Your objective:
Extract the text of every entry below exactly; leave images out.

Material:
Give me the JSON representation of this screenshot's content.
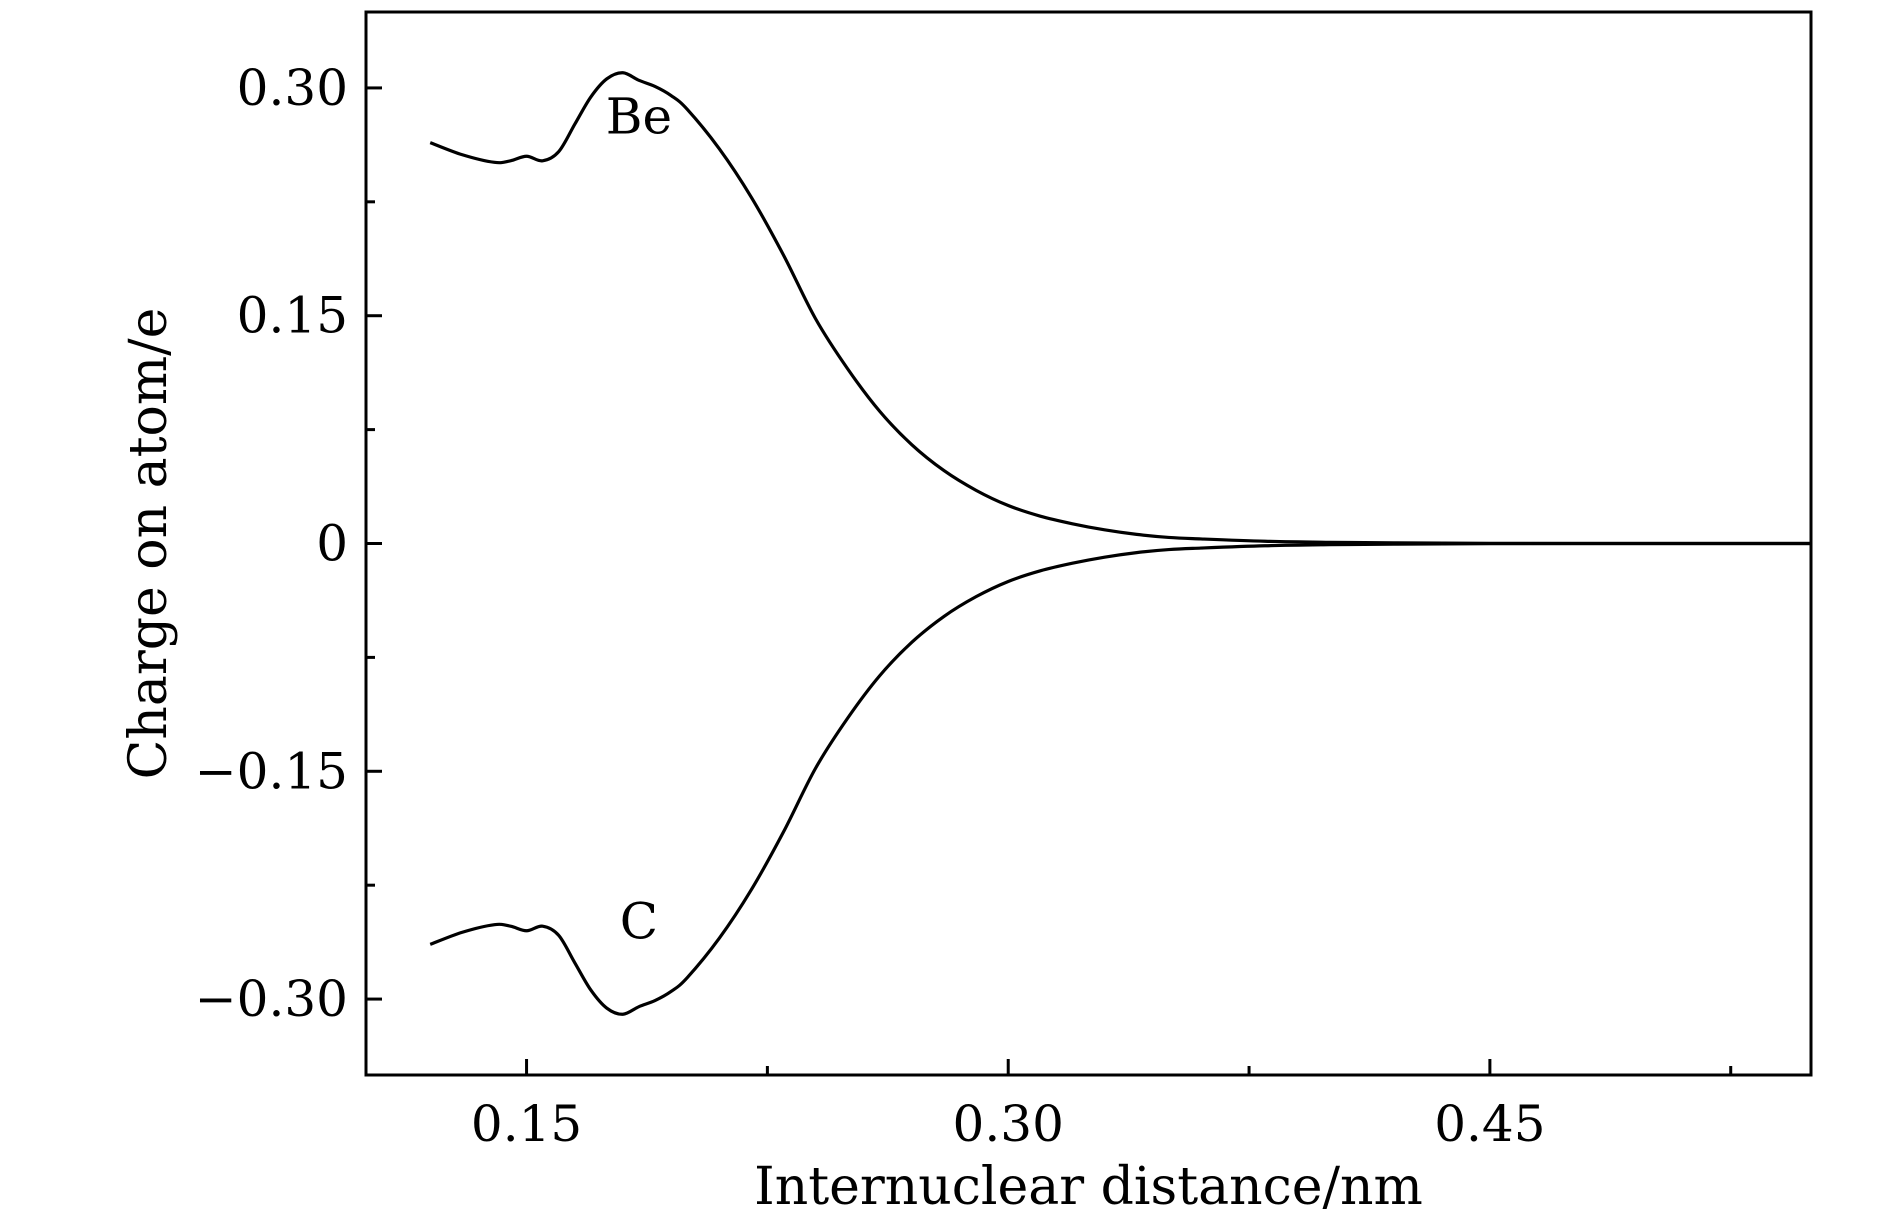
{
  "chart_data": {
    "type": "line",
    "title": "",
    "xlabel": "Internuclear distance/nm",
    "ylabel": "Charge on atom/e",
    "xlim": [
      0.1,
      0.55
    ],
    "ylim": [
      -0.35,
      0.35
    ],
    "xticks": [
      0.15,
      0.3,
      0.45
    ],
    "xtick_labels": [
      "0.15",
      "0.30",
      "0.45"
    ],
    "x_minor_ticks": [
      0.225,
      0.375,
      0.525
    ],
    "yticks": [
      0.3,
      0.15,
      0,
      -0.15,
      -0.3
    ],
    "ytick_labels": [
      "0.30",
      "0.15",
      "0",
      "−0.15",
      "−0.30"
    ],
    "y_minor_ticks": [
      0.225,
      0.075,
      -0.075,
      -0.225
    ],
    "grid": false,
    "legend": "none",
    "series": [
      {
        "name": "Be",
        "x": [
          0.12,
          0.13,
          0.14,
          0.145,
          0.15,
          0.155,
          0.16,
          0.165,
          0.17,
          0.175,
          0.18,
          0.185,
          0.19,
          0.195,
          0.2,
          0.21,
          0.22,
          0.23,
          0.24,
          0.25,
          0.26,
          0.27,
          0.28,
          0.29,
          0.3,
          0.31,
          0.32,
          0.33,
          0.34,
          0.35,
          0.36,
          0.38,
          0.4,
          0.42,
          0.45,
          0.5,
          0.55
        ],
        "y": [
          0.264,
          0.256,
          0.251,
          0.252,
          0.255,
          0.252,
          0.258,
          0.276,
          0.294,
          0.306,
          0.31,
          0.305,
          0.301,
          0.295,
          0.286,
          0.26,
          0.228,
          0.19,
          0.148,
          0.115,
          0.087,
          0.065,
          0.048,
          0.035,
          0.025,
          0.018,
          0.013,
          0.009,
          0.006,
          0.004,
          0.003,
          0.0015,
          0.0008,
          0.0004,
          0.0001,
          0.0,
          0.0
        ]
      },
      {
        "name": "C",
        "x": [
          0.12,
          0.13,
          0.14,
          0.145,
          0.15,
          0.155,
          0.16,
          0.165,
          0.17,
          0.175,
          0.18,
          0.185,
          0.19,
          0.195,
          0.2,
          0.21,
          0.22,
          0.23,
          0.24,
          0.25,
          0.26,
          0.27,
          0.28,
          0.29,
          0.3,
          0.31,
          0.32,
          0.33,
          0.34,
          0.35,
          0.36,
          0.38,
          0.4,
          0.42,
          0.45,
          0.5,
          0.55
        ],
        "y": [
          -0.264,
          -0.256,
          -0.251,
          -0.252,
          -0.255,
          -0.252,
          -0.258,
          -0.276,
          -0.294,
          -0.306,
          -0.31,
          -0.305,
          -0.301,
          -0.295,
          -0.286,
          -0.26,
          -0.228,
          -0.19,
          -0.148,
          -0.115,
          -0.087,
          -0.065,
          -0.048,
          -0.035,
          -0.025,
          -0.018,
          -0.013,
          -0.009,
          -0.006,
          -0.004,
          -0.003,
          -0.0015,
          -0.0008,
          -0.0004,
          -0.0001,
          0.0,
          0.0
        ]
      }
    ],
    "annotations": [
      {
        "text": "Be",
        "x": 0.185,
        "y": 0.27
      },
      {
        "text": "C",
        "x": 0.185,
        "y": -0.26
      }
    ]
  }
}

Response for this exercise:
Give me the JSON representation of this screenshot's content.
{
  "chart_data": {
    "type": "line",
    "title": "",
    "xlabel": "Internuclear distance/nm",
    "ylabel": "Charge on atom/e",
    "xlim": [
      0.1,
      0.55
    ],
    "ylim": [
      -0.35,
      0.35
    ],
    "xticks": [
      0.15,
      0.3,
      0.45
    ],
    "xtick_labels": [
      "0.15",
      "0.30",
      "0.45"
    ],
    "x_minor_ticks": [
      0.225,
      0.375,
      0.525
    ],
    "yticks": [
      0.3,
      0.15,
      0,
      -0.15,
      -0.3
    ],
    "ytick_labels": [
      "0.30",
      "0.15",
      "0",
      "−0.15",
      "−0.30"
    ],
    "y_minor_ticks": [
      0.225,
      0.075,
      -0.075,
      -0.225
    ],
    "grid": false,
    "legend": "none",
    "series": [
      {
        "name": "Be",
        "x": [
          0.12,
          0.13,
          0.14,
          0.145,
          0.15,
          0.155,
          0.16,
          0.165,
          0.17,
          0.175,
          0.18,
          0.185,
          0.19,
          0.195,
          0.2,
          0.21,
          0.22,
          0.23,
          0.24,
          0.25,
          0.26,
          0.27,
          0.28,
          0.29,
          0.3,
          0.31,
          0.32,
          0.33,
          0.34,
          0.35,
          0.36,
          0.38,
          0.4,
          0.42,
          0.45,
          0.5,
          0.55
        ],
        "y": [
          0.264,
          0.256,
          0.251,
          0.252,
          0.255,
          0.252,
          0.258,
          0.276,
          0.294,
          0.306,
          0.31,
          0.305,
          0.301,
          0.295,
          0.286,
          0.26,
          0.228,
          0.19,
          0.148,
          0.115,
          0.087,
          0.065,
          0.048,
          0.035,
          0.025,
          0.018,
          0.013,
          0.009,
          0.006,
          0.004,
          0.003,
          0.0015,
          0.0008,
          0.0004,
          0.0001,
          0.0,
          0.0
        ]
      },
      {
        "name": "C",
        "x": [
          0.12,
          0.13,
          0.14,
          0.145,
          0.15,
          0.155,
          0.16,
          0.165,
          0.17,
          0.175,
          0.18,
          0.185,
          0.19,
          0.195,
          0.2,
          0.21,
          0.22,
          0.23,
          0.24,
          0.25,
          0.26,
          0.27,
          0.28,
          0.29,
          0.3,
          0.31,
          0.32,
          0.33,
          0.34,
          0.35,
          0.36,
          0.38,
          0.4,
          0.42,
          0.45,
          0.5,
          0.55
        ],
        "y": [
          -0.264,
          -0.256,
          -0.251,
          -0.252,
          -0.255,
          -0.252,
          -0.258,
          -0.276,
          -0.294,
          -0.306,
          -0.31,
          -0.305,
          -0.301,
          -0.295,
          -0.286,
          -0.26,
          -0.228,
          -0.19,
          -0.148,
          -0.115,
          -0.087,
          -0.065,
          -0.048,
          -0.035,
          -0.025,
          -0.018,
          -0.013,
          -0.009,
          -0.006,
          -0.004,
          -0.003,
          -0.0015,
          -0.0008,
          -0.0004,
          -0.0001,
          0.0,
          0.0
        ]
      }
    ],
    "annotations": [
      {
        "text": "Be",
        "x": 0.185,
        "y": 0.27
      },
      {
        "text": "C",
        "x": 0.185,
        "y": -0.26
      }
    ]
  }
}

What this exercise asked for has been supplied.